Mas se há excessos na parte do filme que trata das ex-esposas, o depoimento do irmão, Plínio e dos parceiros, por outro lado, são, junto com a pesquisa de imagens, os pontos altos do filme. Tanto Paulo Coelho, que não é muito bem visto por uma parte dos fãs de Raul, quanto Cláudio Roberto, dão uma visão muito clara do que era aquele convívio afetivo e como funcionava o processo criativo dos dois. Paulo Coelho deixa claro que Raul inventou um Paulo Coelho compositor, e por outro lado Paulo ajudou Raul a construir o personagem Raul Seixas, personagem este do qual Raul parece que nunca mais conseguiu sair.

Gonzaguinha, Marlene e o resgate digital


Não é nenhuma novidade dizer que uma das coisas mais incríveis ligadas à interface música e digitalização é o fato de muitos acervos terem sido ou salvo do esquecimento, ou simplesmente estarem a disposição de um público muito maior do que se o mesmo acervo estivesse nos escaninhos de um museu. Já foi dito também que esse tipo de disponibilização configura o que se convencionou chamar de “civilização do acesso”, em contraposição a civilização da posse. Em música isso é bem evidente, pois enquanto eu, e todos de minha geração, na minha juventude comprava os lp’s dos artistas preferidos, a geração do meu filho aprendeu a, ao invés de comprar a obra do autor preferido, baixa-la. Alguns vão argumentar que fazer o download é de alguma maneira ter a posse da obra. Mas vamos combinar que é diferente. Hoje se armazena os arquivos em “nuvens”, faz-se o download e depois se descarta, enfim é uma relação diferente, caracterizando, como disse anteriormente, mais o acesso do que a posse.
Uma das surpresas que tive com relação a essa questão de acervos recuperados, foi o áudio dos shows que cantora Marlene e Luiz Gonzaga Jr (era assim que ele assinava no início) fizeram para a Funarte em 1977 e 1978. Como minha idade não é tão provecta assim, esse foi o primeiro show que assisti na minha vida. O espetáculo fazia parte do projeto Pixinguinha e era dirigido por Fauzi Arap. Dispensa dizer que a música popular nesse momento era um dos principais núcleos de resistência ao regime militar, cantada por Chico Buarque como uma “página infeliz da nossa história”, e dessa forma o espetáculo não poderia se furtar a ironias, duplos sentidos, etc. É importante também lembrar que Gonzaguinha, como também era chamado, era um dos artistas mais censurados do momento, tendo seu disco de estreia sido proibido na íntegra em 1973, tornando-se um Lp raro, daqueles que só alguns poucos possuíam.
Pois bem, cursava eu a escola secundária, e participava do movimento secundarista, que viria anos depois a refundar as AMES (Associações Metropolitanas de Estudantes Secundaristas) e a UBES (União Brasileira de Estudantes Secundaristas). Então lá fomos em grupo assistir o espetáculo. Não conhecia ainda a obra de Gonzaguinha, e Marlene era uma cantora de outra geração. Ela era uma daquelas cantoras do rádio que junto com Emilinha Borba foi considerada como uma das mais populares, lá pelos idos da década de 1940 e 1950. Era essa a proposta do projeto: um cantor novo com um veterano, e Gonzaguinha era naturalmente o novo. Ainda não era um cantor popular de sucesso no rádio, pois isso só viria a acontecer no início da década de 1980, e ainda tinha em torno de si a aura de maldito, pelo seu temperamento meio mal humorado. Quem o conhecia mais de perto não concordava com essa fama, mas ele mesmo tempos depois reconheceu que tinha um temperamento difícil. Eram tempos espinhosos mesmo.

### Material fornecido
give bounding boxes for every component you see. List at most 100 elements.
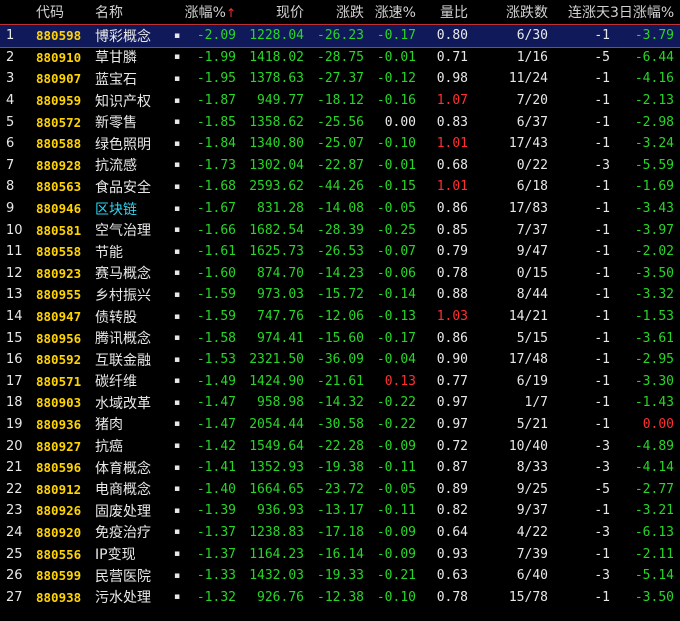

### Solicitação
Reproduza, sem qualquer alteração, o trecho do documento de origem que começa em "Mas se há excessos" e vai até "mais conseguiu sair.", inclusive.

### Resposta final
Mas se há excessos na parte do filme que trata das ex-esposas, o depoimento do irmão, Plínio e dos parceiros, por outro lado, são, junto com a pesquisa de imagens, os pontos altos do filme. Tanto Paulo Coelho, que não é muito bem visto por uma parte dos fãs de Raul, quanto Cláudio Roberto, dão uma visão muito clara do que era aquele convívio afetivo e como funcionava o processo criativo dos dois. Paulo Coelho deixa claro que Raul inventou um Paulo Coelho compositor, e por outro lado Paulo ajudou Raul a construir o personagem Raul Seixas, personagem este do qual Raul parece que nunca mais conseguiu sair.